• [What the exercise asks]:
Extract every line of the material below and reproduce it faithfully.
* begin Given information *
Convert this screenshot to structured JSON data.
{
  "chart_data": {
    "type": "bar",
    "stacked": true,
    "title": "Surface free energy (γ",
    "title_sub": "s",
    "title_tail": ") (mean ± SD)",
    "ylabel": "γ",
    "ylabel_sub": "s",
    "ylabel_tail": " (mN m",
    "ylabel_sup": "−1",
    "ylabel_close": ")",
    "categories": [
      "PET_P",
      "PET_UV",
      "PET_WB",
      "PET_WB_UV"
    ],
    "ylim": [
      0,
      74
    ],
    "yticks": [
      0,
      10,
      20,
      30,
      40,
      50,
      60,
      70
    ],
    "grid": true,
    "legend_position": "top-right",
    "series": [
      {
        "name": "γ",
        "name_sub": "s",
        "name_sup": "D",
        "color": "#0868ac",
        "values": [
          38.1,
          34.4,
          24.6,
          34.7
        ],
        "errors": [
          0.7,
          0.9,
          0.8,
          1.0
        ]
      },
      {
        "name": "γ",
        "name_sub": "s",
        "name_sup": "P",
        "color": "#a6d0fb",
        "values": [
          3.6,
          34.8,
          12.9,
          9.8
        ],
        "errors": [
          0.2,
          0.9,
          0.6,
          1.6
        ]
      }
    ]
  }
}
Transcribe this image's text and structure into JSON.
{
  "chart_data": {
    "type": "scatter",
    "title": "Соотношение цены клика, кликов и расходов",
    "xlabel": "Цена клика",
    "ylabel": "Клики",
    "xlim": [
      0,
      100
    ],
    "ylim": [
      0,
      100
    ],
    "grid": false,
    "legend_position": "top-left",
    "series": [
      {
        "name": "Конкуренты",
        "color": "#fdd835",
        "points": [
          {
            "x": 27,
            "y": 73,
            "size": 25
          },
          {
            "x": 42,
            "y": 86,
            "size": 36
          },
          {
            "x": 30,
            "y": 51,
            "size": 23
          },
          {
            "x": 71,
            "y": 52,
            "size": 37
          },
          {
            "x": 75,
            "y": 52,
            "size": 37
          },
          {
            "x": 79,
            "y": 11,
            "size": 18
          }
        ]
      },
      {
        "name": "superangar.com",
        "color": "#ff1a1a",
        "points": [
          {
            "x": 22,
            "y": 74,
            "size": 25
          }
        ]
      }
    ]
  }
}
* end Given information *
• [Exercise output]:
Convert this screenshot to structured JSON data.
{
  "chart_data": {
    "type": "bar",
    "stacked": true,
    "title": "Surface free energy (γ",
    "title_sub": "s",
    "title_tail": ") (mean ± SD)",
    "ylabel": "γ",
    "ylabel_sub": "s",
    "ylabel_tail": " (mN m",
    "ylabel_sup": "−1",
    "ylabel_close": ")",
    "categories": [
      "PET_P",
      "PET_UV",
      "PET_WB",
      "PET_WB_UV"
    ],
    "ylim": [
      0,
      74
    ],
    "yticks": [
      0,
      10,
      20,
      30,
      40,
      50,
      60,
      70
    ],
    "grid": true,
    "legend_position": "top-right",
    "series": [
      {
        "name": "γ",
        "name_sub": "s",
        "name_sup": "D",
        "color": "#0868ac",
        "values": [
          38.1,
          34.4,
          24.6,
          34.7
        ],
        "errors": [
          0.7,
          0.9,
          0.8,
          1.0
        ]
      },
      {
        "name": "γ",
        "name_sub": "s",
        "name_sup": "P",
        "color": "#a6d0fb",
        "values": [
          3.6,
          34.8,
          12.9,
          9.8
        ],
        "errors": [
          0.2,
          0.9,
          0.6,
          1.6
        ]
      }
    ]
  }
}
Transcribe this image's text and structure into JSON.
{
  "chart_data": {
    "type": "scatter",
    "title": "Соотношение цены клика, кликов и расходов",
    "xlabel": "Цена клика",
    "ylabel": "Клики",
    "xlim": [
      0,
      100
    ],
    "ylim": [
      0,
      100
    ],
    "grid": false,
    "legend_position": "top-left",
    "series": [
      {
        "name": "Конкуренты",
        "color": "#fdd835",
        "points": [
          {
            "x": 27,
            "y": 73,
            "size": 25
          },
          {
            "x": 42,
            "y": 86,
            "size": 36
          },
          {
            "x": 30,
            "y": 51,
            "size": 23
          },
          {
            "x": 71,
            "y": 52,
            "size": 37
          },
          {
            "x": 75,
            "y": 52,
            "size": 37
          },
          {
            "x": 79,
            "y": 11,
            "size": 18
          }
        ]
      },
      {
        "name": "superangar.com",
        "color": "#ff1a1a",
        "points": [
          {
            "x": 22,
            "y": 74,
            "size": 25
          }
        ]
      }
    ]
  }
}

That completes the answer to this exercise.